## WHAT YOU NEED TO DO
Pictures do not belong in the copy; quote every entry below exactly.

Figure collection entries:

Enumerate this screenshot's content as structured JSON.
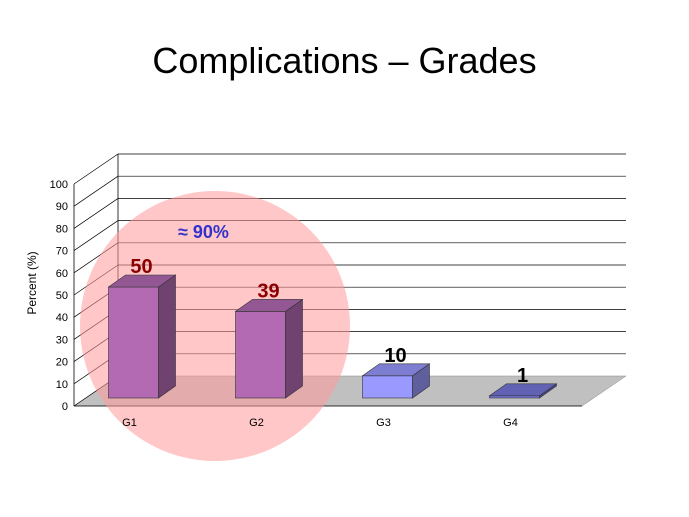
{
  "chart_data": {
    "type": "bar",
    "title": "Complications – Grades",
    "ylabel": "Percent (%)",
    "xlabel": "",
    "categories": [
      "G1",
      "G2",
      "G3",
      "G4"
    ],
    "values": [
      50,
      39,
      10,
      1
    ],
    "value_labels": [
      "50",
      "39",
      "10",
      "1"
    ],
    "ylim": [
      0,
      100
    ],
    "yticks": [
      "0",
      "10",
      "20",
      "30",
      "40",
      "50",
      "60",
      "70",
      "80",
      "90",
      "100"
    ],
    "grid": true,
    "bar_colors": [
      "#b36ab3",
      "#b36ab3",
      "#9999ff",
      "#7777dd"
    ],
    "annotation": "≈ 90%",
    "annotation_color": "#3333cc",
    "highlight_color": "#ff9999",
    "floor_color": "#c0c0c0"
  }
}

## WRITTEN REPLY
Enumerate this screenshot's content as structured JSON.
{
  "chart_data": {
    "type": "bar",
    "title": "Complications – Grades",
    "ylabel": "Percent (%)",
    "xlabel": "",
    "categories": [
      "G1",
      "G2",
      "G3",
      "G4"
    ],
    "values": [
      50,
      39,
      10,
      1
    ],
    "value_labels": [
      "50",
      "39",
      "10",
      "1"
    ],
    "ylim": [
      0,
      100
    ],
    "yticks": [
      "0",
      "10",
      "20",
      "30",
      "40",
      "50",
      "60",
      "70",
      "80",
      "90",
      "100"
    ],
    "grid": true,
    "bar_colors": [
      "#b36ab3",
      "#b36ab3",
      "#9999ff",
      "#7777dd"
    ],
    "annotation": "≈ 90%",
    "annotation_color": "#3333cc",
    "highlight_color": "#ff9999",
    "floor_color": "#c0c0c0"
  }
}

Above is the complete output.